• **Enunciado A**
Responda, com base no texto sobre a Selic alta:
(i) Qual é a taxa de juros real do Brasil segundo o levantamento do site MoneYou?
(ii) Quais bens servem de exemplo de compra a prestações?
(iii) A que se deve a melhora do mercado de trabalho nos últimos 12 meses?
• **Enunciado B**
Liste todos os efeitos que o texto sobre a Selic alta nomeia no início de um parágrafo, seguidos de dois-pontos.
• **Enunciado C**
Transcreva do texto sobre a Selic alta o trecho que começa nas palavras "Investimento: Um dos" e termina em "produzir mais riqueza.".

Efeitos da Selic alta

Investimento: Um dos resultados da manutenção da taxa Selic no atual patamar é o desestímulo para que empresas usem suas reservas financeiras ou peguem dinheiro emprestado para investir em novos projetos ou expansões.

Em um ranking de 40 países, o Brasil é o que tem hoje a mais alta taxa de juros real (descontada a inflação), de 7,38%, segundo levantamento do site MoneYou.

Para uma empresa ou investidor com dinheiro em caixa, mantê-lo rendendo no banco pode ser mais vantajoso do que arriscar investi-lo em um negócio que pode ou não vir a dar lucros superiores a esse retorno garantido. Mas, sem investimento, fica mais difícil para o país crescer e produzir mais riqueza.

Consumo: Outro resultado de uma Selic alta é o desestímulo à compra de bens e produtos financiados. A taxa básica de juros influi nas taxas cobradas pelos bancos dos consumidores.

Com taxas mais altas, fica mais caro comprar uma moto ou uma geladeira a prestações, por exemplo, desestimulando as pessoas a fazerem isso.

A demanda por produtos cai, o que força as empresas a diminuir ou a não aumentar os preços, reduzindo assim a pressão sobre a inflação.

Empregos: A restrição ao consumo, por sua vez, influencia negativamente no faturamento das empresas, desestimulando novas contratações – e as que estão em pior situação podem ser forçadas a demitir.

Esse é um dos motivos que leva as centrais sindicais a também se juntarem na pressão sobre o Copom. Apesar das altas taxas de juros, porém, o Brasil vem registrando uma trajetória de melhora do mercado de trabalho nos últimos 12 meses, devido à recuperação pós-pandemia.

Registros de dados armazenados
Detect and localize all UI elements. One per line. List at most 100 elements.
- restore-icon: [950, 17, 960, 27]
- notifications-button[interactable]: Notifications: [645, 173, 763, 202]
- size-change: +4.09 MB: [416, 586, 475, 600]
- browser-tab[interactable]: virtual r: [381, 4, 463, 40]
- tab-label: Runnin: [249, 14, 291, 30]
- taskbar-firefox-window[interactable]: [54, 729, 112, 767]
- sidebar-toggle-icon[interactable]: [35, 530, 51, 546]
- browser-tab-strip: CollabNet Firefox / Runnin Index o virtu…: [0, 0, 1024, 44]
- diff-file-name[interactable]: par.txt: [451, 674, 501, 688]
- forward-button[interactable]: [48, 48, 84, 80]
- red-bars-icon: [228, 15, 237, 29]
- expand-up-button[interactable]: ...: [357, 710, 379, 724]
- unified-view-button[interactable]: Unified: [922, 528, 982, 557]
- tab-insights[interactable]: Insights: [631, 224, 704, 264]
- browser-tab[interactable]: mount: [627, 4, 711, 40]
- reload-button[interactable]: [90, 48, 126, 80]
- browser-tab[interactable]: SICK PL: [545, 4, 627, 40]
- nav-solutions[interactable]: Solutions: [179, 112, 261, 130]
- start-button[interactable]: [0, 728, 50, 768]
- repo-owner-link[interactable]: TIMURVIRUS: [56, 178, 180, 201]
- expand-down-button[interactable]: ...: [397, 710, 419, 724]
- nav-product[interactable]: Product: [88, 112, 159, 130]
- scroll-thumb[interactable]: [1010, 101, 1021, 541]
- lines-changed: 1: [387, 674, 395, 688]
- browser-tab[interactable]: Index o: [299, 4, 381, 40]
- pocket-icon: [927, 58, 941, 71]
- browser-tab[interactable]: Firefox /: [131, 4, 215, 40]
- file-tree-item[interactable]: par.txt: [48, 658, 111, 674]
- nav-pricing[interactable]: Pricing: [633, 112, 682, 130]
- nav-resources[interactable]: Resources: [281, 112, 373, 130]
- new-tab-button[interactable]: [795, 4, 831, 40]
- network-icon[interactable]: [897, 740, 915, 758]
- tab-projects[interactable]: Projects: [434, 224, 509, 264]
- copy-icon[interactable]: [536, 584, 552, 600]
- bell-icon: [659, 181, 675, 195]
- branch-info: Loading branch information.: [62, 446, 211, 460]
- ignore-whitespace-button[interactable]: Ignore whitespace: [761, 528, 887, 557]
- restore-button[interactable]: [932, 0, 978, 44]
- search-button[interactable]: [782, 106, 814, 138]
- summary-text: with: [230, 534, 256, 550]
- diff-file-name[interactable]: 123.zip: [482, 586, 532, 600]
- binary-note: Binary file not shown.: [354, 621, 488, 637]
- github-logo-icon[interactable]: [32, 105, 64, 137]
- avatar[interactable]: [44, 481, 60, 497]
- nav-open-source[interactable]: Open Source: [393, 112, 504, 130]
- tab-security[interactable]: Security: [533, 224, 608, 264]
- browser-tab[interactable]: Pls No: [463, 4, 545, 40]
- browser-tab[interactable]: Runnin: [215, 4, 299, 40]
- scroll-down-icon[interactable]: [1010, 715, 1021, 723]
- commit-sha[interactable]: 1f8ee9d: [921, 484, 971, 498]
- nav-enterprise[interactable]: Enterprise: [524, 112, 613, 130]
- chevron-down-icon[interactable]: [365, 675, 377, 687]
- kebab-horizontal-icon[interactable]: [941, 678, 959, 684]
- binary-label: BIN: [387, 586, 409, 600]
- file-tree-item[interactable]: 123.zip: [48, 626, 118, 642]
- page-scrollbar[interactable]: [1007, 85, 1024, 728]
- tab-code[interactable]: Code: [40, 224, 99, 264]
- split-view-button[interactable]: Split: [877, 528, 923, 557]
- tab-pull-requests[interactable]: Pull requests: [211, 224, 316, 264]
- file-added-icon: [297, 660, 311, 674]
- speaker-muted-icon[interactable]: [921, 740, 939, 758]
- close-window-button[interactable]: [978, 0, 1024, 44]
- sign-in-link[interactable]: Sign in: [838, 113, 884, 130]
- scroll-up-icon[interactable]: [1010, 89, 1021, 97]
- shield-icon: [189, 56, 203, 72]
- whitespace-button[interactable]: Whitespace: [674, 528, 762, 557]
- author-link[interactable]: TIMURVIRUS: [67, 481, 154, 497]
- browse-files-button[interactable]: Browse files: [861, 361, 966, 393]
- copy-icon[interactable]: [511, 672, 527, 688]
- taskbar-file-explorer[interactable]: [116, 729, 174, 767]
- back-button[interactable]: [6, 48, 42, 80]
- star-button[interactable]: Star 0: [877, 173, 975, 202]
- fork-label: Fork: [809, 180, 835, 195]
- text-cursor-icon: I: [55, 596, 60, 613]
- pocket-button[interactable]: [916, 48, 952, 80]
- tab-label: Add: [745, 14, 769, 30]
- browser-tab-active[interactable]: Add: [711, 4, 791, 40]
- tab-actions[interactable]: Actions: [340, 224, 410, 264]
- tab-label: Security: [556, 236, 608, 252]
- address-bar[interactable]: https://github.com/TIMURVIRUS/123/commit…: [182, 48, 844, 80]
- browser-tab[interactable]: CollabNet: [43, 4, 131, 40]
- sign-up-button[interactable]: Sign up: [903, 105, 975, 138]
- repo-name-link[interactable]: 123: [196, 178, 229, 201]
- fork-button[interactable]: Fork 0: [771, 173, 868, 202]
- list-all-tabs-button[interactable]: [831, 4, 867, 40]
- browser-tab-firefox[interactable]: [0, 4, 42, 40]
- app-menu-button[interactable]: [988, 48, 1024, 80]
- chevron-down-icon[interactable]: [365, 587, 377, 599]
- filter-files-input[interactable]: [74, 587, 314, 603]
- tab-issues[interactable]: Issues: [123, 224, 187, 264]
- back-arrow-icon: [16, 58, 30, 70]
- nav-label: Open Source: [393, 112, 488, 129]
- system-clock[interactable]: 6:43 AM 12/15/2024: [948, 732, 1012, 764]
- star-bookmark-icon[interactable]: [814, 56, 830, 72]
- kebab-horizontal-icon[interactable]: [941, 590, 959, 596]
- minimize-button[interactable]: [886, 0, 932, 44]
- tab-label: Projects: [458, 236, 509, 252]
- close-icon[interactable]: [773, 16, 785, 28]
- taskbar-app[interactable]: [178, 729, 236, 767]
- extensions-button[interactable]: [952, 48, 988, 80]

• **Sua resposta A**
(i) 7,38%
(ii) Uma moto ou uma geladeira
(iii) À recuperação pós-pandemia

• **Sua resposta B**
Investimento
Consumo
Empregos

• **Sua resposta C**
Investimento: Um dos resultados da manutenção da taxa Selic no atual patamar é o desestímulo para que empresas usem suas reservas financeiras ou peguem dinheiro emprestado para investir em novos projetos ou expansões.

Em um ranking de 40 países, o Brasil é o que tem hoje a mais alta taxa de juros real (descontada a inflação), de 7,38%, segundo levantamento do site MoneYou.

Para uma empresa ou investidor com dinheiro em caixa, mantê-lo rendendo no banco pode ser mais vantajoso do que arriscar investi-lo em um negócio que pode ou não vir a dar lucros superiores a esse retorno garantido. Mas, sem investimento, fica mais difícil para o país crescer e produzir mais riqueza.